**Set exercise:** Extract every line that includes the string "Adres".

==========

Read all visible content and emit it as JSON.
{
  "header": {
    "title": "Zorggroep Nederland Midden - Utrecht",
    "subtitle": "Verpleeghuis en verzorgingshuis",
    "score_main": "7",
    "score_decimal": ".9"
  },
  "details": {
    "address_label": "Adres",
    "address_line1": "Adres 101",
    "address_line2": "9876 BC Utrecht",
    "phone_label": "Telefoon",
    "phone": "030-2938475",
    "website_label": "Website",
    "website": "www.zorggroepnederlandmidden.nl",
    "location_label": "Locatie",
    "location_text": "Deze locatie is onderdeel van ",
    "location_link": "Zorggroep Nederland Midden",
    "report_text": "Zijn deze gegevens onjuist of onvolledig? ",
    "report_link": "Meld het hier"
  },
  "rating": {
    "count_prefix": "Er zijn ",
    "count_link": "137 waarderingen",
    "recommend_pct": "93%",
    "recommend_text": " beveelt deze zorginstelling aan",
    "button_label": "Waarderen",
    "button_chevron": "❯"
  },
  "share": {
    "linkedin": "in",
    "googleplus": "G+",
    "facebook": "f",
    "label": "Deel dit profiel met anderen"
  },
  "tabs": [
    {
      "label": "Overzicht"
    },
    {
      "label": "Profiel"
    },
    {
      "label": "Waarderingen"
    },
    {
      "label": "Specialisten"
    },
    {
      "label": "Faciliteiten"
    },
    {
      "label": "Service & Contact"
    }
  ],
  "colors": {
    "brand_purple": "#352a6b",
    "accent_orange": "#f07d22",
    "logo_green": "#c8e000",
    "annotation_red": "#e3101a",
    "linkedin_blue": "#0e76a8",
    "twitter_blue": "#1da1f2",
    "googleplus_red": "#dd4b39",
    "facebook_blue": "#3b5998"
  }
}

==========

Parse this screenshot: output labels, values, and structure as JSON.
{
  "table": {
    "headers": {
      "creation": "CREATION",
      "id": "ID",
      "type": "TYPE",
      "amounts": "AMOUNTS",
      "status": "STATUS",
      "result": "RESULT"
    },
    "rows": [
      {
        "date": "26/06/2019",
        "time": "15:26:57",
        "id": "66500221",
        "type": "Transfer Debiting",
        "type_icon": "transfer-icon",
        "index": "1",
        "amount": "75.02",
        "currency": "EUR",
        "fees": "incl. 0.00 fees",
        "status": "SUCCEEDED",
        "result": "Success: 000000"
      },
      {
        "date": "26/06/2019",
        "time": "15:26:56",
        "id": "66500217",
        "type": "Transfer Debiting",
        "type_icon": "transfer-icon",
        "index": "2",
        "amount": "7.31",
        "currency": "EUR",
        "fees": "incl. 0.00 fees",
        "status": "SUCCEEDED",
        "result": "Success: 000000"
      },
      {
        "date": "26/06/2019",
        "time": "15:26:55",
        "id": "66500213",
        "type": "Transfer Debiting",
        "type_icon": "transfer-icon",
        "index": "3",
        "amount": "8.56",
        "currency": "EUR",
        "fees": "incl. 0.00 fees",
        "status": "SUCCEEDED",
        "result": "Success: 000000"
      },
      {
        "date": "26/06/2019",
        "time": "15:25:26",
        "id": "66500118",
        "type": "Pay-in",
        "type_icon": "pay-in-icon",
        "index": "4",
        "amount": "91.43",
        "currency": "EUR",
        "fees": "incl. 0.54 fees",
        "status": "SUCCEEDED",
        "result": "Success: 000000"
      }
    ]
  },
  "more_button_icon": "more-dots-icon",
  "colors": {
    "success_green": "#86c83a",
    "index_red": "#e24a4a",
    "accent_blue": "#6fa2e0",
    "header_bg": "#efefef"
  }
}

==========

**In response:**
    "address_label": "Adres",
    "address_line1": "Adres 101",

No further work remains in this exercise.